■ **AIM OF THE TASK**
Your answer must consist solely of the number of lines that contain the word "image".

■ **MATERIAL FOR THIS TASK**
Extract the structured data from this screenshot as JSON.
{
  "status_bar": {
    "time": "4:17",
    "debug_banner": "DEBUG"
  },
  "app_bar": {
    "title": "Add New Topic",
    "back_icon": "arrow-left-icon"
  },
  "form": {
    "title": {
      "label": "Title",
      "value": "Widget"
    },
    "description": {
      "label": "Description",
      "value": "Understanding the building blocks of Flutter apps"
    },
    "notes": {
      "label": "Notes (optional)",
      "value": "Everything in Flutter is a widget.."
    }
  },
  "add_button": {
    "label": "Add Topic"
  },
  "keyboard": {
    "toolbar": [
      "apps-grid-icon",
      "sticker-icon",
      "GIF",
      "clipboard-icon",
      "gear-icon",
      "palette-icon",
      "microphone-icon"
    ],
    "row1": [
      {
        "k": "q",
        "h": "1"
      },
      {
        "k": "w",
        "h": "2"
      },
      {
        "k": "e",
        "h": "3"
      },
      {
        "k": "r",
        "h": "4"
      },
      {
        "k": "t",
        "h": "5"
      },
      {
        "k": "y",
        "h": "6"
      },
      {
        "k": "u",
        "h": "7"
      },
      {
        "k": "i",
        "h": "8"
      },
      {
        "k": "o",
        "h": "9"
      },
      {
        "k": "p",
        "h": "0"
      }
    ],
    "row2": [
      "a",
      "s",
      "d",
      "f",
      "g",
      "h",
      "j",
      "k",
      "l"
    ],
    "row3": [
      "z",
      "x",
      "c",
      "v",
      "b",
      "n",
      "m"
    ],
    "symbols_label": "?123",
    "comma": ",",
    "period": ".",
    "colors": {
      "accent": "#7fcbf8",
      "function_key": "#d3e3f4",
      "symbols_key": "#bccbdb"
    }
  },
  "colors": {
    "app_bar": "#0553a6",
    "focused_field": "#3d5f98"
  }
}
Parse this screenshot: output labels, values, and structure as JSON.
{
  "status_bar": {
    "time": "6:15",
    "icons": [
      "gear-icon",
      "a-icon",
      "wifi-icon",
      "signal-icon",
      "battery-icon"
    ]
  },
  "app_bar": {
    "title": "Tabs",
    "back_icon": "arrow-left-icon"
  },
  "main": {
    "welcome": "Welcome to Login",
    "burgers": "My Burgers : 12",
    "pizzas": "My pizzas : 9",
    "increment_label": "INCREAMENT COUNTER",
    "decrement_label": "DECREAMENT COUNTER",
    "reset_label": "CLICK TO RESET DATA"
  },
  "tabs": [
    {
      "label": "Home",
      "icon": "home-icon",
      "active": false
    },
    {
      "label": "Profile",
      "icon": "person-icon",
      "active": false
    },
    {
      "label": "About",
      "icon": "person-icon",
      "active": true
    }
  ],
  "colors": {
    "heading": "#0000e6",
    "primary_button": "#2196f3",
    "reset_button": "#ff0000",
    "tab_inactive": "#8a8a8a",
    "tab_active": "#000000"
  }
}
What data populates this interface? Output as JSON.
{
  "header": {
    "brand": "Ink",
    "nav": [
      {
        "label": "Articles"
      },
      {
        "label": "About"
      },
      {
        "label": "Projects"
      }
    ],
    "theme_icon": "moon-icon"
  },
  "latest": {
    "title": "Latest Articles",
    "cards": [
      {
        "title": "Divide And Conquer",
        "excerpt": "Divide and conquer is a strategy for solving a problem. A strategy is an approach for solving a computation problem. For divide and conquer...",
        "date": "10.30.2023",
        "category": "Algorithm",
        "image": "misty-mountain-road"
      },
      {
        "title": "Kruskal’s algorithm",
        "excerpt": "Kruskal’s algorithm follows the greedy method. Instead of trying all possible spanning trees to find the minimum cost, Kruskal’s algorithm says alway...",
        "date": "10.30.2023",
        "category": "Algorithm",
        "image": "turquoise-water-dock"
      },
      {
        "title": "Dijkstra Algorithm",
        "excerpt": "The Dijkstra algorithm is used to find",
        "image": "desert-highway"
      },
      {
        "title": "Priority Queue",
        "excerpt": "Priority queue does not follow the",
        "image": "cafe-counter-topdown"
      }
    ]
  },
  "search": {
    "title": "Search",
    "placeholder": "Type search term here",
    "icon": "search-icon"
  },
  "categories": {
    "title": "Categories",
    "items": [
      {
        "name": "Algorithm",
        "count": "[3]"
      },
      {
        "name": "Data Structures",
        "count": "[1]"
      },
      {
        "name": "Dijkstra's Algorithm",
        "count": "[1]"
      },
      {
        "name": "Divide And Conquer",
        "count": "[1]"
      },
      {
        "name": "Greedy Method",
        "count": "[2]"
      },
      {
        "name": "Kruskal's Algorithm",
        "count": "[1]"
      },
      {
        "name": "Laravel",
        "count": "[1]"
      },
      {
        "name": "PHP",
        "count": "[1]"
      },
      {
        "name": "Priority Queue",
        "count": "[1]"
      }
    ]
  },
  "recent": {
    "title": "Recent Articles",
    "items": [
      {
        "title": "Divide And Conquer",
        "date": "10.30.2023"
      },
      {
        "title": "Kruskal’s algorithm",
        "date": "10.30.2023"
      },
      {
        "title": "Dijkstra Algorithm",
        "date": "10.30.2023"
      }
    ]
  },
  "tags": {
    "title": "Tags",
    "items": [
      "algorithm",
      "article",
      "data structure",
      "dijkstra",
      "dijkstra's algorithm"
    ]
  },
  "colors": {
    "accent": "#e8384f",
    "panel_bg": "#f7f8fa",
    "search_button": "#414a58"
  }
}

■ **THE RESULT**
4